• [Problem description] What's needed is a full, exact retyping of the records.

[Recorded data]
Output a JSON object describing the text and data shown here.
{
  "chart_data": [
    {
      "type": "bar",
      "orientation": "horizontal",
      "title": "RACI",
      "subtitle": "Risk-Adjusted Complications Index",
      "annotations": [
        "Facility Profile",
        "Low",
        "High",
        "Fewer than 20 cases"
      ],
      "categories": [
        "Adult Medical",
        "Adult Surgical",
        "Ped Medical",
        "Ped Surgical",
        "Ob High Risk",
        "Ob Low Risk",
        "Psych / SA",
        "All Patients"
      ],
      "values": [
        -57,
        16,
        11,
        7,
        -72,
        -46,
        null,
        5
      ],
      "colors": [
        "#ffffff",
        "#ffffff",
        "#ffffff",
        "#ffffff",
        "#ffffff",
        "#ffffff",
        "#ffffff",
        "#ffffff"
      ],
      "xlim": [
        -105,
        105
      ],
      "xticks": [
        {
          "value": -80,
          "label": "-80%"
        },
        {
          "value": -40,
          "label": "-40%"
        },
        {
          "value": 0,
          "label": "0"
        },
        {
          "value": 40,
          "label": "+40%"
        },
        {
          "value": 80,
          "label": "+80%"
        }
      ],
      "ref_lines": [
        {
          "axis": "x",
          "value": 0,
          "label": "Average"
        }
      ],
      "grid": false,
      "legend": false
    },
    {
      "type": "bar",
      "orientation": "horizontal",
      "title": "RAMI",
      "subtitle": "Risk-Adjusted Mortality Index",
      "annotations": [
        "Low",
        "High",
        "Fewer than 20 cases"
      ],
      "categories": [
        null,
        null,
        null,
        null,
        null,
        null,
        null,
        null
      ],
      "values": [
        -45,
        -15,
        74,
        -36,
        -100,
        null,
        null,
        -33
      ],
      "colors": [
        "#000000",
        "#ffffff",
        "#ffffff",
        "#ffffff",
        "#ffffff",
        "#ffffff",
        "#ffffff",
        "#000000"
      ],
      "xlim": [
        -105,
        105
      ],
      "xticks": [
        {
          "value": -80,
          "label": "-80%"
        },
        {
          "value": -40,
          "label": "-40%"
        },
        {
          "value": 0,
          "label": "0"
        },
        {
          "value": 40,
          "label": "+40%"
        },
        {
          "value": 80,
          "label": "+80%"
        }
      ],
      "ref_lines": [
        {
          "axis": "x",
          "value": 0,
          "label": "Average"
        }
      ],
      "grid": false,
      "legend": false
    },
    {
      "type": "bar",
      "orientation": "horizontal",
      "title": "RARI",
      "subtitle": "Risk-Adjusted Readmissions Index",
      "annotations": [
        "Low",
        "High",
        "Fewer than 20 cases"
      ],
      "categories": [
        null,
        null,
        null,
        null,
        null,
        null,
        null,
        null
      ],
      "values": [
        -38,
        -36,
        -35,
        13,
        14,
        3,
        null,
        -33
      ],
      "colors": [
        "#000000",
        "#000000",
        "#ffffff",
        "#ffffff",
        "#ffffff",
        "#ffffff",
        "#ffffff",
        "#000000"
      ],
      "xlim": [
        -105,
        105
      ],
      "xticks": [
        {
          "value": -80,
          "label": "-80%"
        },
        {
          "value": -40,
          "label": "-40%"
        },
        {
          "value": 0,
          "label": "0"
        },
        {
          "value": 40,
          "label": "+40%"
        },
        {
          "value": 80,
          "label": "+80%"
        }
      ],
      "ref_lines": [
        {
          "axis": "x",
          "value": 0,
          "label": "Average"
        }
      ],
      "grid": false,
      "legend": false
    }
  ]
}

• [Solved exercise]
Output a JSON object describing the text and data shown here.
{
  "chart_data": [
    {
      "type": "bar",
      "orientation": "horizontal",
      "title": "RACI",
      "subtitle": "Risk-Adjusted Complications Index",
      "annotations": [
        "Facility Profile",
        "Low",
        "High",
        "Fewer than 20 cases"
      ],
      "categories": [
        "Adult Medical",
        "Adult Surgical",
        "Ped Medical",
        "Ped Surgical",
        "Ob High Risk",
        "Ob Low Risk",
        "Psych / SA",
        "All Patients"
      ],
      "values": [
        -57,
        16,
        11,
        7,
        -72,
        -46,
        null,
        5
      ],
      "colors": [
        "#ffffff",
        "#ffffff",
        "#ffffff",
        "#ffffff",
        "#ffffff",
        "#ffffff",
        "#ffffff",
        "#ffffff"
      ],
      "xlim": [
        -105,
        105
      ],
      "xticks": [
        {
          "value": -80,
          "label": "-80%"
        },
        {
          "value": -40,
          "label": "-40%"
        },
        {
          "value": 0,
          "label": "0"
        },
        {
          "value": 40,
          "label": "+40%"
        },
        {
          "value": 80,
          "label": "+80%"
        }
      ],
      "ref_lines": [
        {
          "axis": "x",
          "value": 0,
          "label": "Average"
        }
      ],
      "grid": false,
      "legend": false
    },
    {
      "type": "bar",
      "orientation": "horizontal",
      "title": "RAMI",
      "subtitle": "Risk-Adjusted Mortality Index",
      "annotations": [
        "Low",
        "High",
        "Fewer than 20 cases"
      ],
      "categories": [
        null,
        null,
        null,
        null,
        null,
        null,
        null,
        null
      ],
      "values": [
        -45,
        -15,
        74,
        -36,
        -100,
        null,
        null,
        -33
      ],
      "colors": [
        "#000000",
        "#ffffff",
        "#ffffff",
        "#ffffff",
        "#ffffff",
        "#ffffff",
        "#ffffff",
        "#000000"
      ],
      "xlim": [
        -105,
        105
      ],
      "xticks": [
        {
          "value": -80,
          "label": "-80%"
        },
        {
          "value": -40,
          "label": "-40%"
        },
        {
          "value": 0,
          "label": "0"
        },
        {
          "value": 40,
          "label": "+40%"
        },
        {
          "value": 80,
          "label": "+80%"
        }
      ],
      "ref_lines": [
        {
          "axis": "x",
          "value": 0,
          "label": "Average"
        }
      ],
      "grid": false,
      "legend": false
    },
    {
      "type": "bar",
      "orientation": "horizontal",
      "title": "RARI",
      "subtitle": "Risk-Adjusted Readmissions Index",
      "annotations": [
        "Low",
        "High",
        "Fewer than 20 cases"
      ],
      "categories": [
        null,
        null,
        null,
        null,
        null,
        null,
        null,
        null
      ],
      "values": [
        -38,
        -36,
        -35,
        13,
        14,
        3,
        null,
        -33
      ],
      "colors": [
        "#000000",
        "#000000",
        "#ffffff",
        "#ffffff",
        "#ffffff",
        "#ffffff",
        "#ffffff",
        "#000000"
      ],
      "xlim": [
        -105,
        105
      ],
      "xticks": [
        {
          "value": -80,
          "label": "-80%"
        },
        {
          "value": -40,
          "label": "-40%"
        },
        {
          "value": 0,
          "label": "0"
        },
        {
          "value": 40,
          "label": "+40%"
        },
        {
          "value": 80,
          "label": "+80%"
        }
      ],
      "ref_lines": [
        {
          "axis": "x",
          "value": 0,
          "label": "Average"
        }
      ],
      "grid": false,
      "legend": false
    }
  ]
}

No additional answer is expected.